La machine à filmer le temps

Texte d'Ahmed Bouanani

 

Mais c'est une machine humaine, terriblement humaine, implacable, qu'on serait tenté de la comparer à un rêve difficile à surprendre.

 

Ce rêve n'a pas d'âge et son enfance a la peau dure car chaque fois que Daoud filme le présent, l'œil de l'enfant se substitue aux objectifs de l'adulte. Le pêcheur, le conteur, les gosses de la rue, évoluent à la fois dans le présent immédiat et dans un passé oublié.

 

Daoud est photographe de la mémoire. Et cette mémoire vit à la cadence du temps présent et d'un temps devenu invisible mais qui bat dans notre sang. C'est pourquoi il gêne.

 

Il gêne tous ceux qui ne veulent plus de mémoire, plus d'enfance.

 

Son quotidien est celui des humbles, l'artifice y est inexistant.

 

Sa magie? Quand il photographie une mère, elle devient toutes les mères, le pêcheur ou le potier deviennent tous les pêcheurs ou tous les potiers, tous les hommes aux visages multiples en lutte contre un océan ingrat ou une terre mouvante qu'on façonne par le feu et par le geste.

 

Les images de Daoud portent en elles toutes les couleurs et les couleurs de l'enfance.

 

N'y voit du folklore que l'aveugle.

 

Une seule image est un poème, un poème sans mots, plein de silence où je perçois des chants, des rires, des anecdotes.

CONSIGNE 1:
Pourriez-vous disposer en tableau Markdown, avec les colonnes « Numéro » et « Entrée », la portion de la liste qui va de son début jusqu'à la ligne contenant "loop-objectives-back (447, 162, 471, 188)", celle-ci comprise, en omettant les lignes vides ?
Le texte et la liste n'ont aucun rapport entre eux.

MATÉRIEL FOURNI:
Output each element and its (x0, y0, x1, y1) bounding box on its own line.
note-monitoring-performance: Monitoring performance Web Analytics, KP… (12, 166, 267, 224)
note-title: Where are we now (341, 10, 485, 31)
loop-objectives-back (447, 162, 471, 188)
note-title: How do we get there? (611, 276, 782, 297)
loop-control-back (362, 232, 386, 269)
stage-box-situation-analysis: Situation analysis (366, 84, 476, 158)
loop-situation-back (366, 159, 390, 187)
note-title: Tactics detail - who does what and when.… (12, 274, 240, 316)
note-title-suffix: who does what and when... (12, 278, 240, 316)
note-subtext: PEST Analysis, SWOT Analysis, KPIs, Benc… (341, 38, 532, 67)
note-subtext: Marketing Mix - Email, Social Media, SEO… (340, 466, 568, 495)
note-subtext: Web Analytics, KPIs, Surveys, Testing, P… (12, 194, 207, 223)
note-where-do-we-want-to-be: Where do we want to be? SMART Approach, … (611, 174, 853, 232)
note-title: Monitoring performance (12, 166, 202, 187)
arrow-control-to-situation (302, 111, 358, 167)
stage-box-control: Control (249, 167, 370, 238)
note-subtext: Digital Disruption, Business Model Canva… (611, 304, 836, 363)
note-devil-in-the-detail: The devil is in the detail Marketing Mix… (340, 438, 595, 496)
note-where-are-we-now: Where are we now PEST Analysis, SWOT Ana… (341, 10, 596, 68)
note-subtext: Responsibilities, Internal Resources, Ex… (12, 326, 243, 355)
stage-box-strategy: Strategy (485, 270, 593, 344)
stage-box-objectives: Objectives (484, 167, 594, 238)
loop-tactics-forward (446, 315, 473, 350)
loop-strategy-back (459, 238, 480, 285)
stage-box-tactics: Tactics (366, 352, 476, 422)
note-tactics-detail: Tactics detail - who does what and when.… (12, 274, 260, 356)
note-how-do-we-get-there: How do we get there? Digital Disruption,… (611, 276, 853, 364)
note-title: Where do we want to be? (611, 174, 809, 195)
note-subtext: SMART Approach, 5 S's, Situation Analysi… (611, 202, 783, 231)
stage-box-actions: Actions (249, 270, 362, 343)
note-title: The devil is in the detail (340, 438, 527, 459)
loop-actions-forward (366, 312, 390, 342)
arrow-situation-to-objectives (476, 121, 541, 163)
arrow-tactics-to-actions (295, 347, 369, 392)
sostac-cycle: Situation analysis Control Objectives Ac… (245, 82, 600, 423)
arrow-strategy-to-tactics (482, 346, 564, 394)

CONSIGNE 2:
Pouvez-vous reprendre le texte sur les images de Daoud et le prolonger à partir de sa dernière phrase ?

RÉPONSE RÉDIGÉE 1:
| Numéro | Entrée |
|---|---|
| 1 | Output each element and its (x0, y0, x1, y1) bounding box on its own line. |
| 2 | note-monitoring-performance: Monitoring performance Web Analytics, KP… (12, 166, 267, 224) |
| 3 | note-title: Where are we now (341, 10, 485, 31) |
| 4 | loop-objectives-back (447, 162, 471, 188) |

RÉPONSE RÉDIGÉE 2:
Ses saltimbanques sont tragiques, ses travestis émouvants et généreux, ses spectacles de jemaâ el fna, des ruelles de la médina ou d'une foire populaire sont autant de vies cambriolées sur l'instant, un instant d'une telle épaisseur qu'on ne sait pas s'il s'agit du passé ou d'un présent en perpétuel devenir.

 

Le regard de Daoud s'ouvre sur plusieurs dimensions. La puissance de son image vient d'un détail, d'un geste, d'une expression, d'une attitude. Il n'est jamais à la recherche de la poésie, il n'a pas besoin de l'attendre, de la guetter. Son instinct est toujours en éveil. Son amour pour l'art de la photographie nous ouvre les frontières d'un imaginaire imperceptible. Le quotidien qu'il nous livre est toujours en mouvement. Il suffit la plupart du temps d'un battement de cil pour qu'il se dérobe à notre attention.

 

Heureusement, Daoud est parmi nous, avec nous.